»»

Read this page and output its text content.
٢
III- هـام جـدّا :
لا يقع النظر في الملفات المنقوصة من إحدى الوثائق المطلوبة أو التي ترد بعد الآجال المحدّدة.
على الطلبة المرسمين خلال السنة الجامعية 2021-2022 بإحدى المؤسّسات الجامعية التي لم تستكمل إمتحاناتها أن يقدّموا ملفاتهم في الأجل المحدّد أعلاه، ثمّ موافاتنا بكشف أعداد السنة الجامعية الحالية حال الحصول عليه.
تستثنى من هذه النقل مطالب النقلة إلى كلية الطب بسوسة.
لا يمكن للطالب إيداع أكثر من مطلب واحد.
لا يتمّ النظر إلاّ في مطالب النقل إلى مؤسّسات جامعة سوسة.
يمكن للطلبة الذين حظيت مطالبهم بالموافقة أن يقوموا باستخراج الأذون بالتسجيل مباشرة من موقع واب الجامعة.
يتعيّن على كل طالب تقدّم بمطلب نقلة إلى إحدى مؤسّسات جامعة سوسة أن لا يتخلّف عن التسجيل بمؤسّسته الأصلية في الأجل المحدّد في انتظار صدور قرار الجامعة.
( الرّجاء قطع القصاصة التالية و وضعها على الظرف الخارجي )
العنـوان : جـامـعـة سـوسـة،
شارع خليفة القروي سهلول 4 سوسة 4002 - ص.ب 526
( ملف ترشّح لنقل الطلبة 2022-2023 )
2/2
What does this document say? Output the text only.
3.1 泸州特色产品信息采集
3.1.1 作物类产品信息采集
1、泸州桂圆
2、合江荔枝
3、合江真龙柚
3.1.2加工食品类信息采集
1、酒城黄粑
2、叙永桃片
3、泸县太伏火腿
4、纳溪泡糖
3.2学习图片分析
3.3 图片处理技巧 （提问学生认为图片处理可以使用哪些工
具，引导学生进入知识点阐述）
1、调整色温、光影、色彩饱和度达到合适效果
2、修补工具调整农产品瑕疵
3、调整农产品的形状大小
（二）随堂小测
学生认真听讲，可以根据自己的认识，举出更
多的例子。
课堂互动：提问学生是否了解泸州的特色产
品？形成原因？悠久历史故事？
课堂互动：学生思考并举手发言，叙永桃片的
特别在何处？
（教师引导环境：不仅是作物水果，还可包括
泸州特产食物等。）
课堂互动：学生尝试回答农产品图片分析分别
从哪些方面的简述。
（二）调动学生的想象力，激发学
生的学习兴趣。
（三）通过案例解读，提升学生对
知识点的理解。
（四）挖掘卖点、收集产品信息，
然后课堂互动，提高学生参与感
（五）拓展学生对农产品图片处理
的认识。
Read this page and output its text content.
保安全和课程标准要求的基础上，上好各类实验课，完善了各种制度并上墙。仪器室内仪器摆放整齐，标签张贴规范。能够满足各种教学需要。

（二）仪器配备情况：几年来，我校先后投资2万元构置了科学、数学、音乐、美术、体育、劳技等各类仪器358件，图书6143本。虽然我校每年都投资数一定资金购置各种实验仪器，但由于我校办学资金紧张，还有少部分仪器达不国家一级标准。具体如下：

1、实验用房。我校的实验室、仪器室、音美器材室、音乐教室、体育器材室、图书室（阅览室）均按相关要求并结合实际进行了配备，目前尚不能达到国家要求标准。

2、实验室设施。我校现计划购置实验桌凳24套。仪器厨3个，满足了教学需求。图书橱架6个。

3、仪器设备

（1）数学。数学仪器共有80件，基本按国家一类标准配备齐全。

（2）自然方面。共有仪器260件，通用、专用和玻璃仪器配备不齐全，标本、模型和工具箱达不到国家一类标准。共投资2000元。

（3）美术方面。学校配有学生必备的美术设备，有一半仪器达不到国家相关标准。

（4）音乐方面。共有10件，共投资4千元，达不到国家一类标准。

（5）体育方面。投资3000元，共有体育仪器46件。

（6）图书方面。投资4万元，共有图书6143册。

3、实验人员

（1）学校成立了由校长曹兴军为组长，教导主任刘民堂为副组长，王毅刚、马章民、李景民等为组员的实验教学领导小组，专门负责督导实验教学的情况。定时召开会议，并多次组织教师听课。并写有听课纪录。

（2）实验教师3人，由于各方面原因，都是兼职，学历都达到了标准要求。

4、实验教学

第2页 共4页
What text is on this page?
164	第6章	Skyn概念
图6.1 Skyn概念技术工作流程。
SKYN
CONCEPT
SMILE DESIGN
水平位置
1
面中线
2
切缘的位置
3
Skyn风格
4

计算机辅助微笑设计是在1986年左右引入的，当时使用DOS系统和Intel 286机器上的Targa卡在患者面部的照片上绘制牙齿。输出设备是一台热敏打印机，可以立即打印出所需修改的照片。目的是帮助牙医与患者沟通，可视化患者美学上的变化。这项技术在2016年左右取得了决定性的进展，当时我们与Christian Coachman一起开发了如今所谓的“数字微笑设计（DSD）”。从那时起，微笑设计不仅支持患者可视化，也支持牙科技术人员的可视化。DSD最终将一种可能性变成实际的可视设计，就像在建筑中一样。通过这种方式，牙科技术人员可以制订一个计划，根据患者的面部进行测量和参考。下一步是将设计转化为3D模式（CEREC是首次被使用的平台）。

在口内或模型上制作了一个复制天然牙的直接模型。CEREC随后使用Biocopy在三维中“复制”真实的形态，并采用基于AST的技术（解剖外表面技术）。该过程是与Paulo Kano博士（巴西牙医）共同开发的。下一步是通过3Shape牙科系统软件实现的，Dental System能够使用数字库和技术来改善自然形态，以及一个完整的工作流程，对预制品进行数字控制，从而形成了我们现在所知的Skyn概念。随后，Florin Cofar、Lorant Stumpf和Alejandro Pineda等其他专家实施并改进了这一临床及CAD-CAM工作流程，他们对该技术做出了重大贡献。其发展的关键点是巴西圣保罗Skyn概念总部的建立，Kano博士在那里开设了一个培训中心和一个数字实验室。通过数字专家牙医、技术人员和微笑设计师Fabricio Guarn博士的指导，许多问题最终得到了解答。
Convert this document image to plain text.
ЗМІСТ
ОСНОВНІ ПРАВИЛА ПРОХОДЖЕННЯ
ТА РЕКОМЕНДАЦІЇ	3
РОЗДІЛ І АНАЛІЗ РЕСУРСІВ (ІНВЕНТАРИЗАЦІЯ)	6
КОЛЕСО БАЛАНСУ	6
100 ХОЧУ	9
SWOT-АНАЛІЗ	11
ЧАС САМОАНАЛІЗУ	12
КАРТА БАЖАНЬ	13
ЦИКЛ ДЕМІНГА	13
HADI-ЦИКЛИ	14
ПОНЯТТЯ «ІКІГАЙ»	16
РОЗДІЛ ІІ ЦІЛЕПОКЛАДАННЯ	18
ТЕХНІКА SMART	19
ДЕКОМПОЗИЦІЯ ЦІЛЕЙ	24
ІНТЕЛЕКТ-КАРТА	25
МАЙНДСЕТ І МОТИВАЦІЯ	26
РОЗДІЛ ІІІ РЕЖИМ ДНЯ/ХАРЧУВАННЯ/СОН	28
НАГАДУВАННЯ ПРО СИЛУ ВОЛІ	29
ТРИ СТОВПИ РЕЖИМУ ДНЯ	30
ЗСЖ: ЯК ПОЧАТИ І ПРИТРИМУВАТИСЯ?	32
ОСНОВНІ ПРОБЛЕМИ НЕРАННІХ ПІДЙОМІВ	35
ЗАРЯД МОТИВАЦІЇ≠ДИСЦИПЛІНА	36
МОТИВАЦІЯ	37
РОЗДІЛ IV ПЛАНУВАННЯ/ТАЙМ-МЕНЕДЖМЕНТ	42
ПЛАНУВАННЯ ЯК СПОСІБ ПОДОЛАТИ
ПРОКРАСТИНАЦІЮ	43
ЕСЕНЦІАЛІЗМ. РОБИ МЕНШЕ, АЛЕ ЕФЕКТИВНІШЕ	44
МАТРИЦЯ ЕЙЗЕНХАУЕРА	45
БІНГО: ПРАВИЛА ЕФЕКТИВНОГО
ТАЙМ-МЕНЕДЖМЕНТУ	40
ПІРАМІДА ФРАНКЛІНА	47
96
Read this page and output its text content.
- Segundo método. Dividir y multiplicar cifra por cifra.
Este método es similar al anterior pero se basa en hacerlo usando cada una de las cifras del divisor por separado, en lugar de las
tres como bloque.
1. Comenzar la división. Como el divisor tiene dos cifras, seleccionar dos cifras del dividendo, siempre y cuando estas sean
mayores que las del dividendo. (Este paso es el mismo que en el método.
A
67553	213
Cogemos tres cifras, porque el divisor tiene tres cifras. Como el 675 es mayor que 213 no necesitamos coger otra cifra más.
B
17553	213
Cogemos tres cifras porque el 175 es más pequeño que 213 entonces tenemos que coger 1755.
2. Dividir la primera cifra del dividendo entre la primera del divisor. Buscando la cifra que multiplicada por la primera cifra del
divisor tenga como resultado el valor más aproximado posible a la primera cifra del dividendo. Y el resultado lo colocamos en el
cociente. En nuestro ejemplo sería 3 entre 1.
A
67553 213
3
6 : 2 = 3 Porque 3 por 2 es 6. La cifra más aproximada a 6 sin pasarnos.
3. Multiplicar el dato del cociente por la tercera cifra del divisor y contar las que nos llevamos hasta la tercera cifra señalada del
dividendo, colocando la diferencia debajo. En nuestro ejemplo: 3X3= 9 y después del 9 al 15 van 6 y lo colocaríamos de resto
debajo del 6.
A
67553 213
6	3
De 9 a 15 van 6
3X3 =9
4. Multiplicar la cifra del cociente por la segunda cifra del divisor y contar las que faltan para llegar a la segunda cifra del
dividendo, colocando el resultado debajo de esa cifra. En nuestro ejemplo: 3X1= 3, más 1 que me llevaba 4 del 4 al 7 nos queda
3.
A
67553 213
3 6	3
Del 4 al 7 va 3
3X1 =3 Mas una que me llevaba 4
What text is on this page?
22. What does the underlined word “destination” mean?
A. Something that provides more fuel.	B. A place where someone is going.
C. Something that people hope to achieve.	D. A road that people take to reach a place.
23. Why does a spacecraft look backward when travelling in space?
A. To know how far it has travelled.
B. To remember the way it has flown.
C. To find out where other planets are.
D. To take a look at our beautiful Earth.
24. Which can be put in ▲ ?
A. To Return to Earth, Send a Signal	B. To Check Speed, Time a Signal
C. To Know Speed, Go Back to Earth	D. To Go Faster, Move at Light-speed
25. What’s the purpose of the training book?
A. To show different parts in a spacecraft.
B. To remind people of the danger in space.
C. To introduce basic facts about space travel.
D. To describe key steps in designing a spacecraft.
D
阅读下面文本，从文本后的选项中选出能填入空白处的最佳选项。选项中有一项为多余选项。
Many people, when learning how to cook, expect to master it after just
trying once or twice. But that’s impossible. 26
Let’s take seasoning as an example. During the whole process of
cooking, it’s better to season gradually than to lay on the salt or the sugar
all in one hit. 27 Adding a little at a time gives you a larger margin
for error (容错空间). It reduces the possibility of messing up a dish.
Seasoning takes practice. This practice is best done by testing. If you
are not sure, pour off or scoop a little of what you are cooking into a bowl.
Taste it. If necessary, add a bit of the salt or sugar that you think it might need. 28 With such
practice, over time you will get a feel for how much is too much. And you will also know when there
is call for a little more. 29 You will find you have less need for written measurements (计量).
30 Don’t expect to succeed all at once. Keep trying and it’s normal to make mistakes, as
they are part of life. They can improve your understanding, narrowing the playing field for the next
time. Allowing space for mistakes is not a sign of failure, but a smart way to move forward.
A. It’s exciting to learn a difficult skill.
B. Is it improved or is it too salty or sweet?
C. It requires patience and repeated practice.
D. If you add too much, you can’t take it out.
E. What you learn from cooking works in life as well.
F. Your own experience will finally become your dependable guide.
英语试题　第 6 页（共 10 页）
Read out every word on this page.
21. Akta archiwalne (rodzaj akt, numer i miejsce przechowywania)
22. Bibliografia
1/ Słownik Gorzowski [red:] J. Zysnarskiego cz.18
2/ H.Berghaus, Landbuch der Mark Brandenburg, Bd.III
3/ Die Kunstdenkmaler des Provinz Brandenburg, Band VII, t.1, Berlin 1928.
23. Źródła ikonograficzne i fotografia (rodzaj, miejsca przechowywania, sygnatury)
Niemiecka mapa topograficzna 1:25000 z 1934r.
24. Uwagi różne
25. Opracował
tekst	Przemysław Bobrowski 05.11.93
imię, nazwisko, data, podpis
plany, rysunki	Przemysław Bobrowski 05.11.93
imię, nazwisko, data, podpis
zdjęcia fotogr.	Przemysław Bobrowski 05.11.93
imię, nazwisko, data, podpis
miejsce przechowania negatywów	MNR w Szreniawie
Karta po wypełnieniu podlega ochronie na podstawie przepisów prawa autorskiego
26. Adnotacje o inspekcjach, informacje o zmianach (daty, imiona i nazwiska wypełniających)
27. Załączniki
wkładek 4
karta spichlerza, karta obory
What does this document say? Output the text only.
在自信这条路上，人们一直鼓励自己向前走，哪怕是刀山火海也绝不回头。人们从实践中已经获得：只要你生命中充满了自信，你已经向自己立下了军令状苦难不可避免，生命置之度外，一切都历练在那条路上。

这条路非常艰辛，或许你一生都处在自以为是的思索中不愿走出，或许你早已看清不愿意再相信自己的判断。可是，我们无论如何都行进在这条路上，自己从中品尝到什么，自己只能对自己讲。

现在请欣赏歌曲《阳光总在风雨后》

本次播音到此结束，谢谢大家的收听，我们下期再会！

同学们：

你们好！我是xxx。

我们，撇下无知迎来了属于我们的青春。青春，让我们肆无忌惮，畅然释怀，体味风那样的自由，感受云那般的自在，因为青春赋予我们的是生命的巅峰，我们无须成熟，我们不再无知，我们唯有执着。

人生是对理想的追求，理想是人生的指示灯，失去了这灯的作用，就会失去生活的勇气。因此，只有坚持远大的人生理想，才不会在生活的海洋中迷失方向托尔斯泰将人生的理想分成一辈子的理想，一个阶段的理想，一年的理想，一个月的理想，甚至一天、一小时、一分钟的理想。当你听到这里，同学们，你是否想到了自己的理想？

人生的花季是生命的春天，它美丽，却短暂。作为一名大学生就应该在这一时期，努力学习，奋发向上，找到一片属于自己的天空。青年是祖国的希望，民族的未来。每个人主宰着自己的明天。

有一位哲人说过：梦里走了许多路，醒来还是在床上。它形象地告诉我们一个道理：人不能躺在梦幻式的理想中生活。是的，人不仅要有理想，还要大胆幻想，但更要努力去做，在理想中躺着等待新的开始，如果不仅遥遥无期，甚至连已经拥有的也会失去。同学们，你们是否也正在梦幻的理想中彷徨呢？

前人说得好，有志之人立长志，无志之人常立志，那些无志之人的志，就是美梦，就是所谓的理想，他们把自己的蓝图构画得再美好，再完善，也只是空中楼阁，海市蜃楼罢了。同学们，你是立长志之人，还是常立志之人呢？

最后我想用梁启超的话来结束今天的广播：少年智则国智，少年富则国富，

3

««

## EXERCISE GOAL
Locate the string "método" in the listing above and copy every line where it occurs.

## TASK SOLUTION
- Segundo método. Dividir y multiplicar cifra por cifra.
Este método es similar al anterior pero se basa en hacerlo usando cada una de las cifras del divisor por separado, en lugar de las
mayores que las del dividendo. (Este paso es el mismo que en el método.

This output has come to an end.